Items from a dataset:
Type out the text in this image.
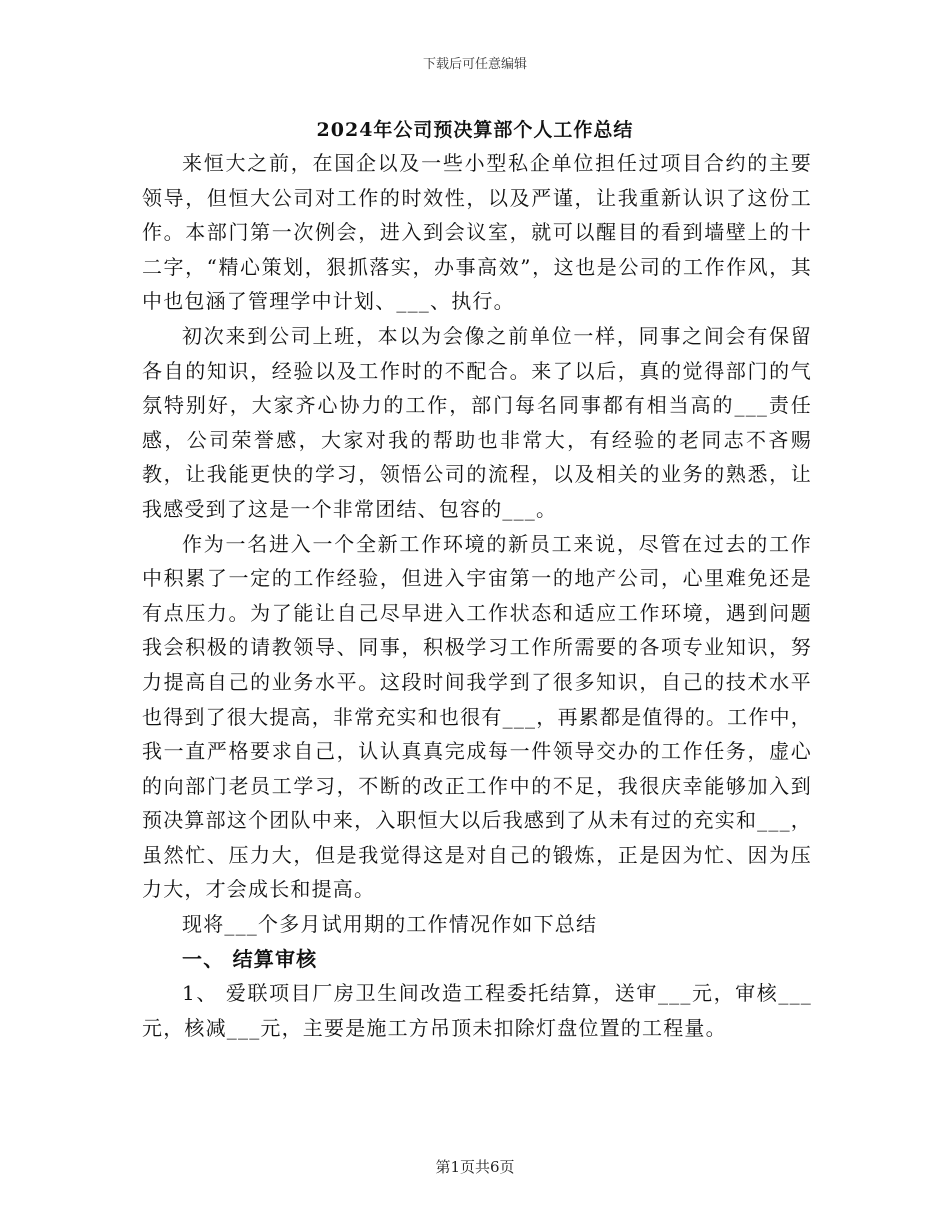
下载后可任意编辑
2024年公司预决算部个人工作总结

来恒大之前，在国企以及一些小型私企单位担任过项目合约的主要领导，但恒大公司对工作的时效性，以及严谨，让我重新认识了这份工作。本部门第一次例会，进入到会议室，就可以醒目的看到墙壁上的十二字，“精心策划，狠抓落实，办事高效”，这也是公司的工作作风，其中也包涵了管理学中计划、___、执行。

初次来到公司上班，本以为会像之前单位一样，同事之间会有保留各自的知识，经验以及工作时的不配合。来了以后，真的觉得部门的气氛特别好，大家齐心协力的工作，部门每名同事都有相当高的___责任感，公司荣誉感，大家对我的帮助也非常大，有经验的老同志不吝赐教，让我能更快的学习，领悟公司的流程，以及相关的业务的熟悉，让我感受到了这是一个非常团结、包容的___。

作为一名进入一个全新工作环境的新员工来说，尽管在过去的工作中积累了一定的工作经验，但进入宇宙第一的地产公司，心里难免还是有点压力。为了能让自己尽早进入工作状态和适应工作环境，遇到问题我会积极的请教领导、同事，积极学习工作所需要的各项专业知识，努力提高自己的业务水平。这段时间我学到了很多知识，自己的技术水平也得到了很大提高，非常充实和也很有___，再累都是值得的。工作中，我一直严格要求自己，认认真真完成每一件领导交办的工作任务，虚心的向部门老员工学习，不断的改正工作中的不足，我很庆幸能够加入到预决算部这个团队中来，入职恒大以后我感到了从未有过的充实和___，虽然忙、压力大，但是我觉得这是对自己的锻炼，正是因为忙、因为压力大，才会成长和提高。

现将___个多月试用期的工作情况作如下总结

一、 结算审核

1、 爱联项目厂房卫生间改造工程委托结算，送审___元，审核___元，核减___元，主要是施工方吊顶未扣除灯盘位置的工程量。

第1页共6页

* * *

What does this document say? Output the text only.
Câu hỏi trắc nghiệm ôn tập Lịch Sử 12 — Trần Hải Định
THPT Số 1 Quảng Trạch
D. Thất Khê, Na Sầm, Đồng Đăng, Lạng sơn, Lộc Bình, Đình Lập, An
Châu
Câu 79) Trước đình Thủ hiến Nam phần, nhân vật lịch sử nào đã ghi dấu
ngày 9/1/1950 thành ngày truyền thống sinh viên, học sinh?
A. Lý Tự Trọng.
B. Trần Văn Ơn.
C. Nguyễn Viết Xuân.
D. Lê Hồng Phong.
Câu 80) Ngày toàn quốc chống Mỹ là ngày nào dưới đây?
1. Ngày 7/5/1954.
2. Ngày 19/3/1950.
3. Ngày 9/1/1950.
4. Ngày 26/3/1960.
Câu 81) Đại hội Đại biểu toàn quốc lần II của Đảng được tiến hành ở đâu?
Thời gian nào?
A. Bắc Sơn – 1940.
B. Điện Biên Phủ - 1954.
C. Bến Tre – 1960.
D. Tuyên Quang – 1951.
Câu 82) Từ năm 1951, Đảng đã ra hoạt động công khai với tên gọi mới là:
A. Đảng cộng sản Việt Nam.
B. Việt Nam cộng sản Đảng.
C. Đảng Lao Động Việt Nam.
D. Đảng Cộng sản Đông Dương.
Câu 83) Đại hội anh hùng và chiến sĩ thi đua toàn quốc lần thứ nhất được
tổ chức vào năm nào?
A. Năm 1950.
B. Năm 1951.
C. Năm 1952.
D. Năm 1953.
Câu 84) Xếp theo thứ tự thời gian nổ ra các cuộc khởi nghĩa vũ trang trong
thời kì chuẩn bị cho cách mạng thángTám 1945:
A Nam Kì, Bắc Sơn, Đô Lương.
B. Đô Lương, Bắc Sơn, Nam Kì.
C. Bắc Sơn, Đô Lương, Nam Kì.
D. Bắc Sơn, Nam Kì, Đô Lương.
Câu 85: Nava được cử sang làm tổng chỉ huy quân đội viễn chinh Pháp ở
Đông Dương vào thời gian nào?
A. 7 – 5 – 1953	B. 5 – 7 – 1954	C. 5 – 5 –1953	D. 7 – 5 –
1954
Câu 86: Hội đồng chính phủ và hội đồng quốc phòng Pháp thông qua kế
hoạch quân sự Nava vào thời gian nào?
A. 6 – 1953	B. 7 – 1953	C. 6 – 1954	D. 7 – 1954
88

...

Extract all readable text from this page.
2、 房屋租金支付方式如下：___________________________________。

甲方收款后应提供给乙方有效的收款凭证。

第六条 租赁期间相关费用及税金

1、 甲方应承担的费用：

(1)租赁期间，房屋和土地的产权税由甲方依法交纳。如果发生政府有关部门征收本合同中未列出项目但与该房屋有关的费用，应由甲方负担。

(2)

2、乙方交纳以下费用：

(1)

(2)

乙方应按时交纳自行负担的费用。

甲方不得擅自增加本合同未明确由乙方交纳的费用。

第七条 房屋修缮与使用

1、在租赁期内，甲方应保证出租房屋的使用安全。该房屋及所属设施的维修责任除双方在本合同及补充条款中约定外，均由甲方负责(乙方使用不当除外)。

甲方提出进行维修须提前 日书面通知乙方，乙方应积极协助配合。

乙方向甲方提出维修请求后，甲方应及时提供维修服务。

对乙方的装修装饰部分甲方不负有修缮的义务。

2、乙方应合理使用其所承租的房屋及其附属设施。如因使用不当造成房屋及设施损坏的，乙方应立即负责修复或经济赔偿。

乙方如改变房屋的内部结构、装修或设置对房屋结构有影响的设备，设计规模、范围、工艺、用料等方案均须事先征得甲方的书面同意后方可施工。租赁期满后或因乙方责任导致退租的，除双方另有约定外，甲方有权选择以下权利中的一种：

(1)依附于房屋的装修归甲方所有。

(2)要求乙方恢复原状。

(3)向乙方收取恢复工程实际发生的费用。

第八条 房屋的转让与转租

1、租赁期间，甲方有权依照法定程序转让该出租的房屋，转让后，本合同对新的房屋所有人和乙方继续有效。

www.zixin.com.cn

# DO THIS
Go through the material line by line. Show each line that contains the string "Pháp".

# COMPLETE ANSWER
Câu 85: Nava được cử sang làm tổng chỉ huy quân đội viễn chinh Pháp ở
Câu 86: Hội đồng chính phủ và hội đồng quốc phòng Pháp thông qua kế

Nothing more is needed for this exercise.